§ **GIVEN INFORMATION**:

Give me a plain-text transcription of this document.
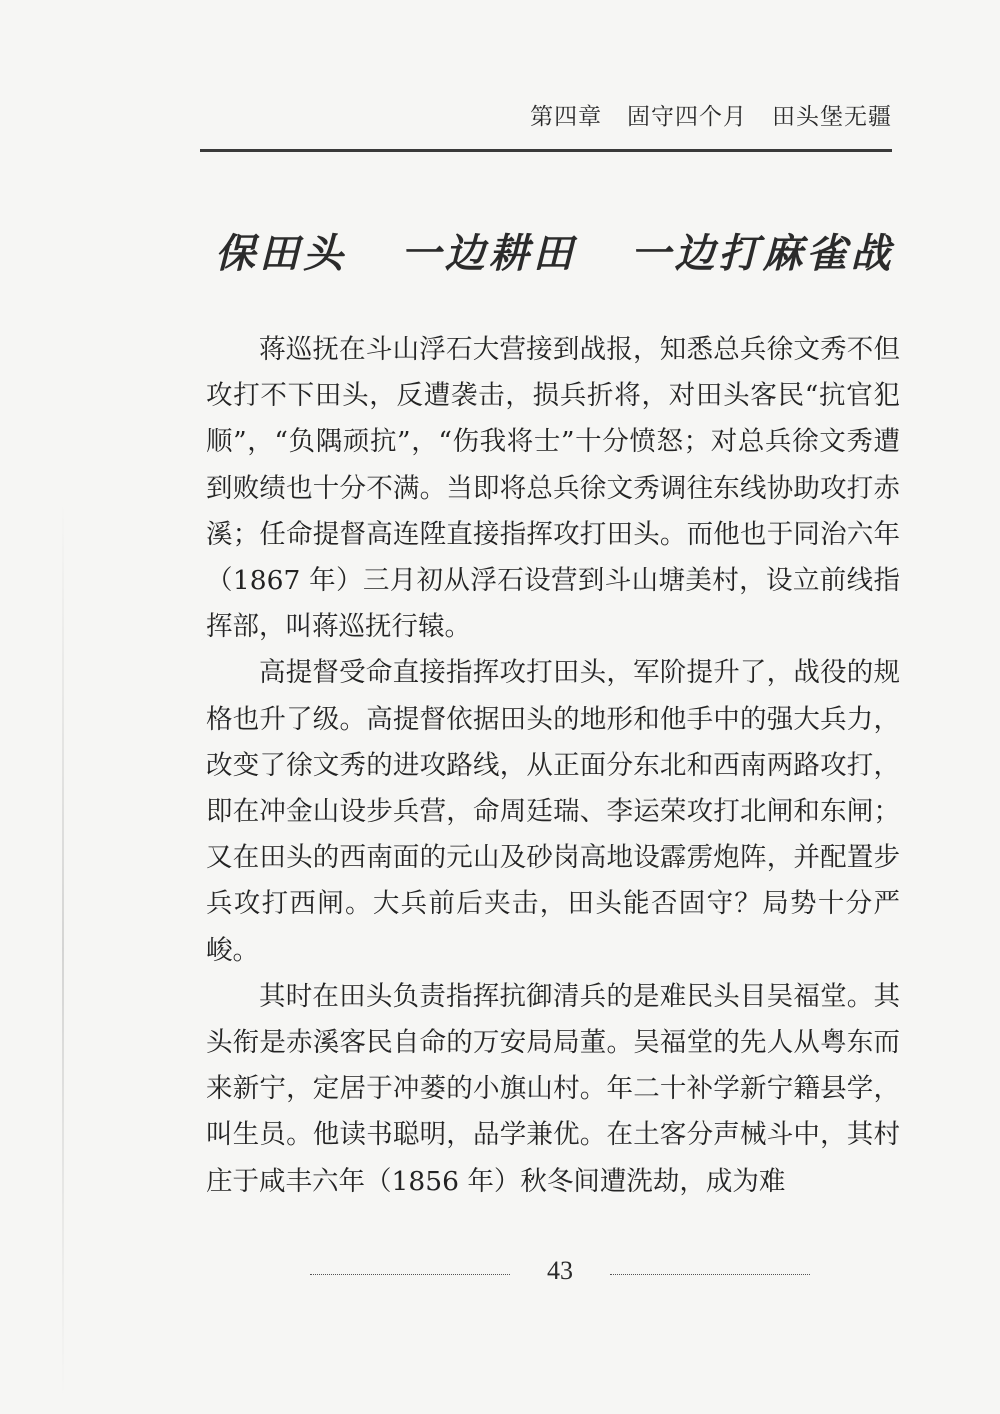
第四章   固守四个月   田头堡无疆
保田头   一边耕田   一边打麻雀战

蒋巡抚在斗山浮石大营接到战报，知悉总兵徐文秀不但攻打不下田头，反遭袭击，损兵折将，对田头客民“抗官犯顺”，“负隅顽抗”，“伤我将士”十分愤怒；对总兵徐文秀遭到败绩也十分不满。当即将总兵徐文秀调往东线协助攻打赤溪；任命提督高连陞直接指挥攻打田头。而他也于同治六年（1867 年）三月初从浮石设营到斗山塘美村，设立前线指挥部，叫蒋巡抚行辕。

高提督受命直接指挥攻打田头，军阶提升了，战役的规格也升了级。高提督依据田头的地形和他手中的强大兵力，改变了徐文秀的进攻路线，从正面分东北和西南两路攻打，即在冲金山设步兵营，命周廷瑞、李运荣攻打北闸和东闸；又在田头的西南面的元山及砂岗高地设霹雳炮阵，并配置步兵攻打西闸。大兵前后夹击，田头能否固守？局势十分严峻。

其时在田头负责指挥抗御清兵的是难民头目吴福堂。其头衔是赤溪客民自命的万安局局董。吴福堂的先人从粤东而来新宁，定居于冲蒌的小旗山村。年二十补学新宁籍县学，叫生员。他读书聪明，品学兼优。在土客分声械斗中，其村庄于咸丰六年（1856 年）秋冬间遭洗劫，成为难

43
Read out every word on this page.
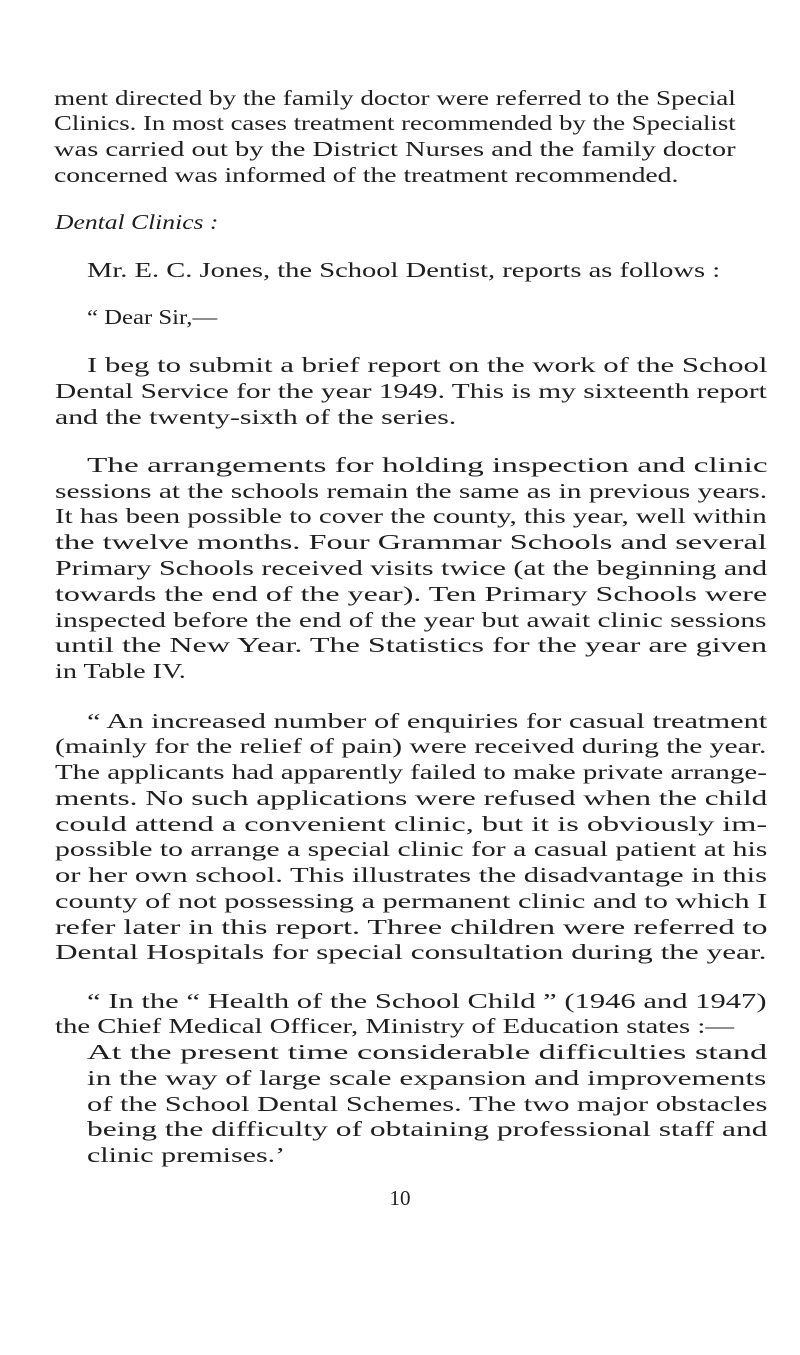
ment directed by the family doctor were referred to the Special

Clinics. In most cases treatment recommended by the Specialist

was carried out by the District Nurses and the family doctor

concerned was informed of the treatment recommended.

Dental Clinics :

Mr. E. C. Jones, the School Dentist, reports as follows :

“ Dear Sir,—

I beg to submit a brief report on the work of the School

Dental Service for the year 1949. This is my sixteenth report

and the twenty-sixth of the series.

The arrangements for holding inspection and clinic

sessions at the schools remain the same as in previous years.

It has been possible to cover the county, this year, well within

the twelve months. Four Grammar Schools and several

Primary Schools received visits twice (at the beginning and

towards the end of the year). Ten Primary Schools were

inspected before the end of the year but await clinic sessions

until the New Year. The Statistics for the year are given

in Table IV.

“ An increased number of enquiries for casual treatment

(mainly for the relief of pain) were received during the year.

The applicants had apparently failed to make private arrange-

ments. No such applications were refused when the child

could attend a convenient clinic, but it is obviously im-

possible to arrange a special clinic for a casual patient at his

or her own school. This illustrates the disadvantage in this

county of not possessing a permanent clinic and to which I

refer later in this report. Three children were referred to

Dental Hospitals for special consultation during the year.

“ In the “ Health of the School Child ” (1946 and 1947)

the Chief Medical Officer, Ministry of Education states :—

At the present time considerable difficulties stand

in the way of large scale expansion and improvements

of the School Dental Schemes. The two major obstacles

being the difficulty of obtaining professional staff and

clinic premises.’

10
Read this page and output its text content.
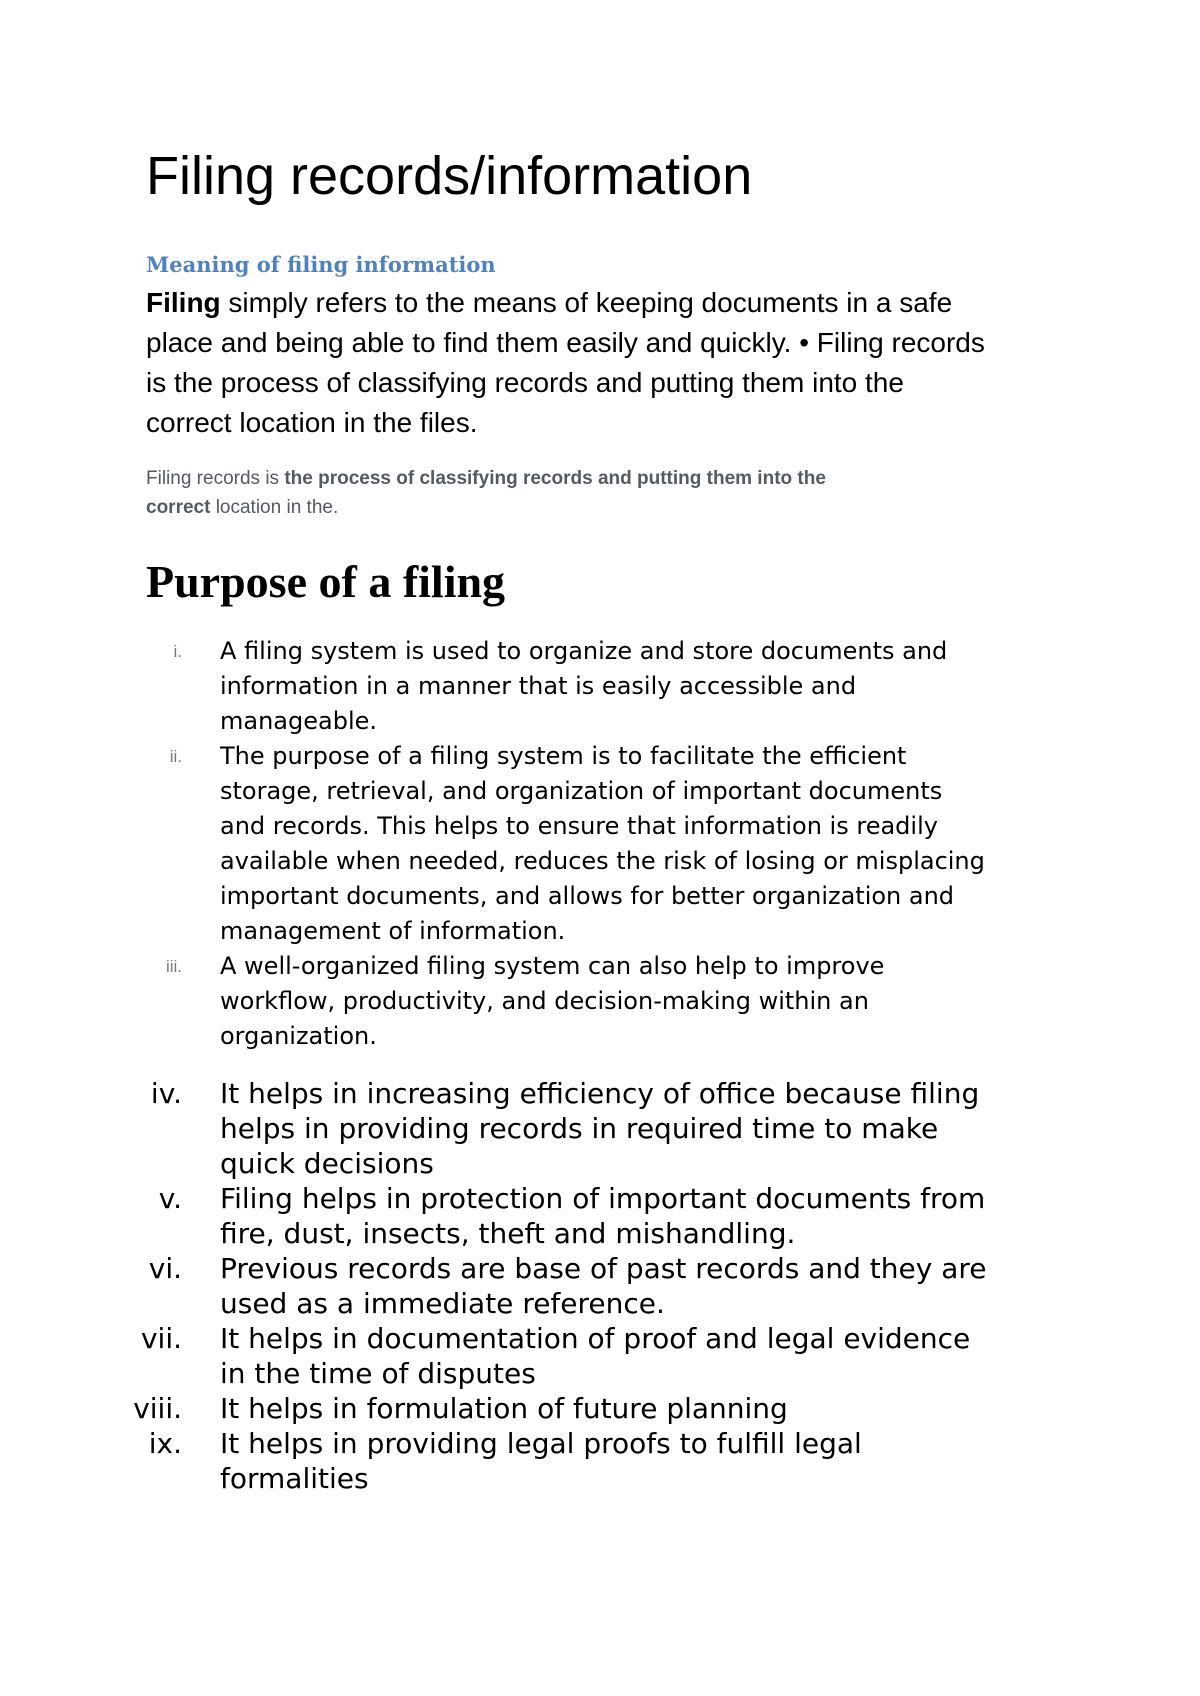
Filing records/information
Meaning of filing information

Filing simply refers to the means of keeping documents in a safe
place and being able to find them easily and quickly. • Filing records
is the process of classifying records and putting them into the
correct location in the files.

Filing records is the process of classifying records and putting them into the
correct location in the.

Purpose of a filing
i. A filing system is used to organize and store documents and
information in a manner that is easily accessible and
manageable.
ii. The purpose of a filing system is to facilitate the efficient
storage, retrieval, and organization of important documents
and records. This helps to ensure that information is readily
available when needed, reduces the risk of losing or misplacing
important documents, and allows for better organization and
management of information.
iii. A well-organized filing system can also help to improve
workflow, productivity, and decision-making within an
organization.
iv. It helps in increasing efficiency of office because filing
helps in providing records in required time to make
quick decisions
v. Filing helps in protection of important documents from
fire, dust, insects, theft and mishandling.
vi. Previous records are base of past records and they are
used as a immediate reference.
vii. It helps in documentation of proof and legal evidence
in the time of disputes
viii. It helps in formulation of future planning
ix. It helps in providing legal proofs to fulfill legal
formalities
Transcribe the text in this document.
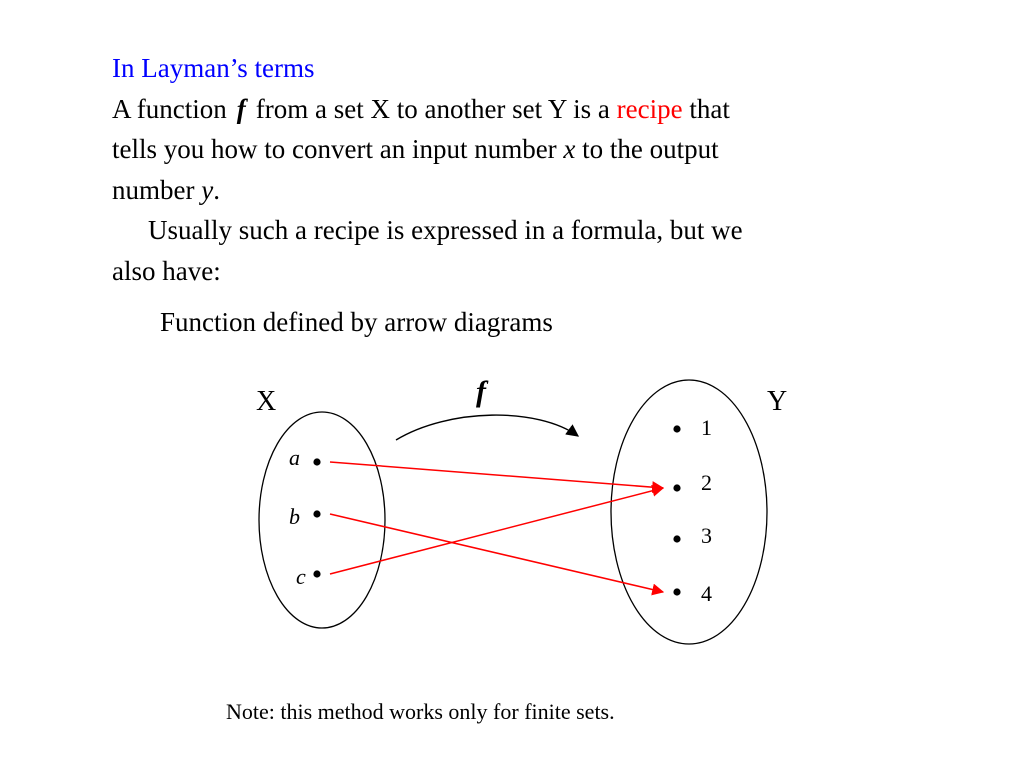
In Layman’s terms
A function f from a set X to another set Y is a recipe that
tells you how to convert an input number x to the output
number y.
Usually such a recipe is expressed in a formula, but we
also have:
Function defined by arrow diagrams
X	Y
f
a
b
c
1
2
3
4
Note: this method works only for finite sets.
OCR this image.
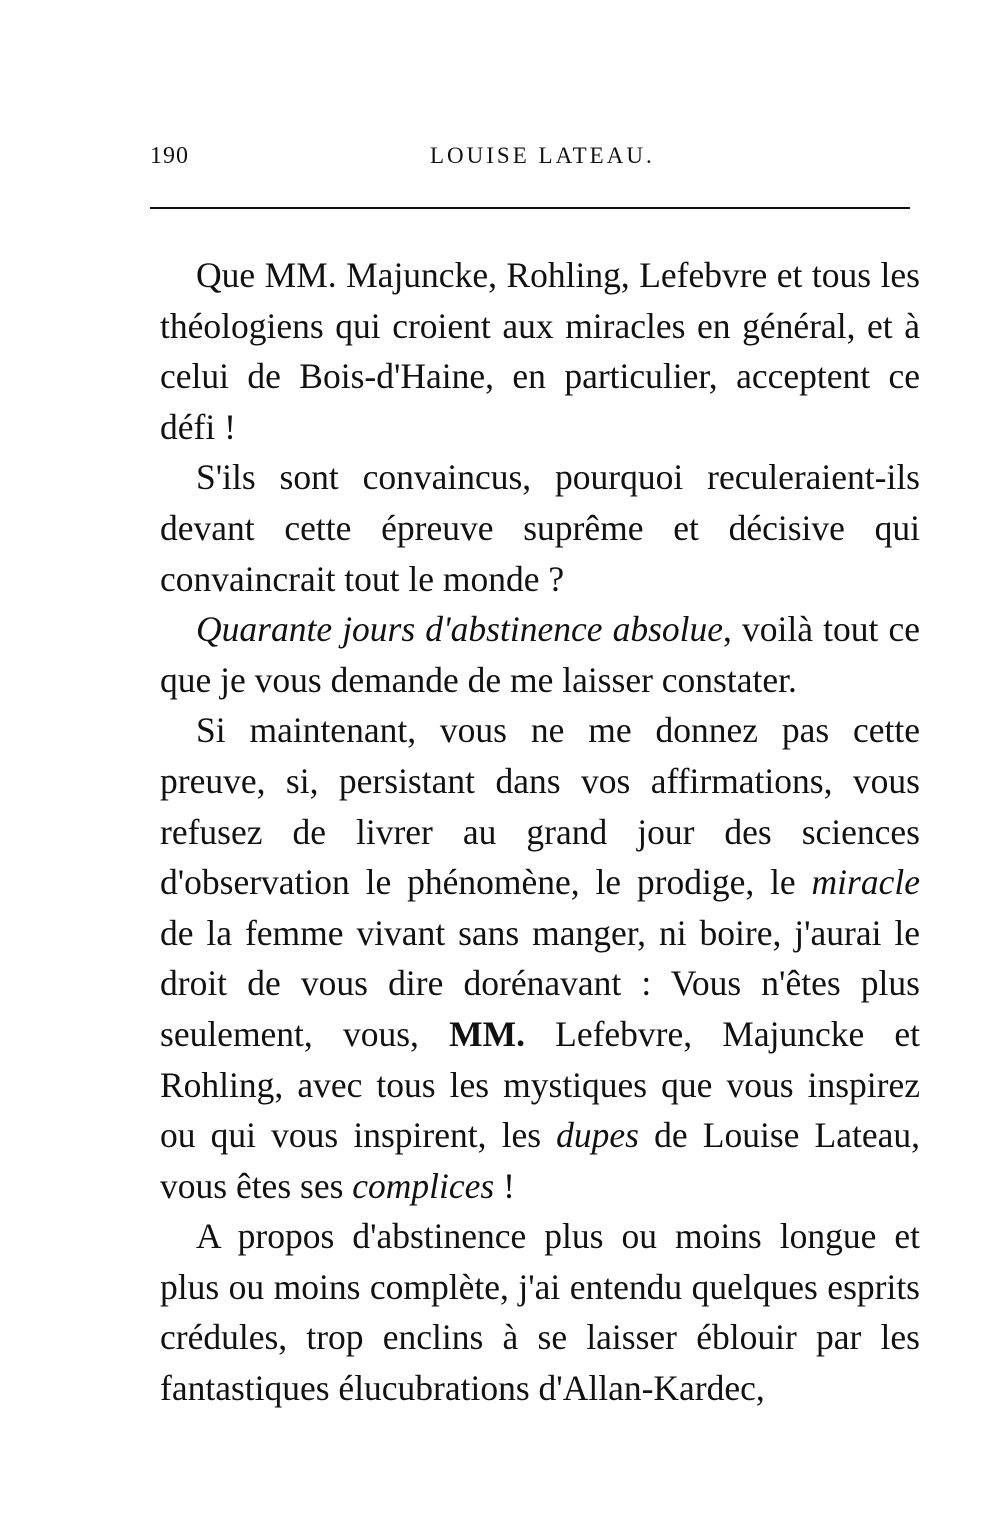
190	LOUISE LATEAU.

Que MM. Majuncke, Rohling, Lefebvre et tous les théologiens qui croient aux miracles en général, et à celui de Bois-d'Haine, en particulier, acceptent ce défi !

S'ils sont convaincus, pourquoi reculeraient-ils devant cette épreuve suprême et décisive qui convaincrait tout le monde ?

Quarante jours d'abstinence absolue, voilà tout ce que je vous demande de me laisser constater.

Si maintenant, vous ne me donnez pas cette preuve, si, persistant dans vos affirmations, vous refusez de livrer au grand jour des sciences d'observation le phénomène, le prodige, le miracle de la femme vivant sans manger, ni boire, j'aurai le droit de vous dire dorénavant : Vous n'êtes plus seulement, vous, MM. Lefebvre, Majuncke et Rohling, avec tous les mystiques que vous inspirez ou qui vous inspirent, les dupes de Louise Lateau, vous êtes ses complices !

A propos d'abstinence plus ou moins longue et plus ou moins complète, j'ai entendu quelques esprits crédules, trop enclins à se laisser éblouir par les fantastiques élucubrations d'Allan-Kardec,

§ **OBJECTIVE**: Reproduce each entry verbatim, excluding any embedded images.

§ **SOLVED PROBLEM**:
Give me a plain-text transcription of this document.
第四章   固守四个月   田头堡无疆
保田头   一边耕田   一边打麻雀战

蒋巡抚在斗山浮石大营接到战报，知悉总兵徐文秀不但攻打不下田头，反遭袭击，损兵折将，对田头客民“抗官犯顺”，“负隅顽抗”，“伤我将士”十分愤怒；对总兵徐文秀遭到败绩也十分不满。当即将总兵徐文秀调往东线协助攻打赤溪；任命提督高连陞直接指挥攻打田头。而他也于同治六年（1867 年）三月初从浮石设营到斗山塘美村，设立前线指挥部，叫蒋巡抚行辕。

高提督受命直接指挥攻打田头，军阶提升了，战役的规格也升了级。高提督依据田头的地形和他手中的强大兵力，改变了徐文秀的进攻路线，从正面分东北和西南两路攻打，即在冲金山设步兵营，命周廷瑞、李运荣攻打北闸和东闸；又在田头的西南面的元山及砂岗高地设霹雳炮阵，并配置步兵攻打西闸。大兵前后夹击，田头能否固守？局势十分严峻。

其时在田头负责指挥抗御清兵的是难民头目吴福堂。其头衔是赤溪客民自命的万安局局董。吴福堂的先人从粤东而来新宁，定居于冲蒌的小旗山村。年二十补学新宁籍县学，叫生员。他读书聪明，品学兼优。在土客分声械斗中，其村庄于咸丰六年（1856 年）秋冬间遭洗劫，成为难

43
Read out every word on this page.
ment directed by the family doctor were referred to the Special

Clinics. In most cases treatment recommended by the Specialist

was carried out by the District Nurses and the family doctor

concerned was informed of the treatment recommended.

Dental Clinics :

Mr. E. C. Jones, the School Dentist, reports as follows :

“ Dear Sir,—

I beg to submit a brief report on the work of the School

Dental Service for the year 1949. This is my sixteenth report

and the twenty-sixth of the series.

The arrangements for holding inspection and clinic

sessions at the schools remain the same as in previous years.

It has been possible to cover the county, this year, well within

the twelve months. Four Grammar Schools and several

Primary Schools received visits twice (at the beginning and

towards the end of the year). Ten Primary Schools were

inspected before the end of the year but await clinic sessions

until the New Year. The Statistics for the year are given

in Table IV.

“ An increased number of enquiries for casual treatment

(mainly for the relief of pain) were received during the year.

The applicants had apparently failed to make private arrange-

ments. No such applications were refused when the child

could attend a convenient clinic, but it is obviously im-

possible to arrange a special clinic for a casual patient at his

or her own school. This illustrates the disadvantage in this

county of not possessing a permanent clinic and to which I

refer later in this report. Three children were referred to

Dental Hospitals for special consultation during the year.

“ In the “ Health of the School Child ” (1946 and 1947)

the Chief Medical Officer, Ministry of Education states :—

At the present time considerable difficulties stand

in the way of large scale expansion and improvements

of the School Dental Schemes. The two major obstacles

being the difficulty of obtaining professional staff and

clinic premises.’

10
Read this page and output its text content.
Filing records/information
Meaning of filing information

Filing simply refers to the means of keeping documents in a safe
place and being able to find them easily and quickly. • Filing records
is the process of classifying records and putting them into the
correct location in the files.

Filing records is the process of classifying records and putting them into the
correct location in the.

Purpose of a filing
i. A filing system is used to organize and store documents and
information in a manner that is easily accessible and
manageable.
ii. The purpose of a filing system is to facilitate the efficient
storage, retrieval, and organization of important documents
and records. This helps to ensure that information is readily
available when needed, reduces the risk of losing or misplacing
important documents, and allows for better organization and
management of information.
iii. A well-organized filing system can also help to improve
workflow, productivity, and decision-making within an
organization.
iv. It helps in increasing efficiency of office because filing
helps in providing records in required time to make
quick decisions
v. Filing helps in protection of important documents from
fire, dust, insects, theft and mishandling.
vi. Previous records are base of past records and they are
used as a immediate reference.
vii. It helps in documentation of proof and legal evidence
in the time of disputes
viii. It helps in formulation of future planning
ix. It helps in providing legal proofs to fulfill legal
formalities
Transcribe the text in this document.
In Layman’s terms
A function f from a set X to another set Y is a recipe that
tells you how to convert an input number x to the output
number y.
Usually such a recipe is expressed in a formula, but we
also have:
Function defined by arrow diagrams
X	Y
f
a
b
c
1
2
3
4
Note: this method works only for finite sets.
OCR this image.
190	LOUISE LATEAU.

Que MM. Majuncke, Rohling, Lefebvre et tous les théologiens qui croient aux miracles en général, et à celui de Bois-d'Haine, en particulier, acceptent ce défi !

S'ils sont convaincus, pourquoi reculeraient-ils devant cette épreuve suprême et décisive qui convaincrait tout le monde ?

Quarante jours d'abstinence absolue, voilà tout ce que je vous demande de me laisser constater.

Si maintenant, vous ne me donnez pas cette preuve, si, persistant dans vos affirmations, vous refusez de livrer au grand jour des sciences d'observation le phénomène, le prodige, le miracle de la femme vivant sans manger, ni boire, j'aurai le droit de vous dire dorénavant : Vous n'êtes plus seulement, vous, MM. Lefebvre, Majuncke et Rohling, avec tous les mystiques que vous inspirez ou qui vous inspirent, les dupes de Louise Lateau, vous êtes ses complices !

A propos d'abstinence plus ou moins longue et plus ou moins complète, j'ai entendu quelques esprits crédules, trop enclins à se laisser éblouir par les fantastiques élucubrations d'Allan-Kardec,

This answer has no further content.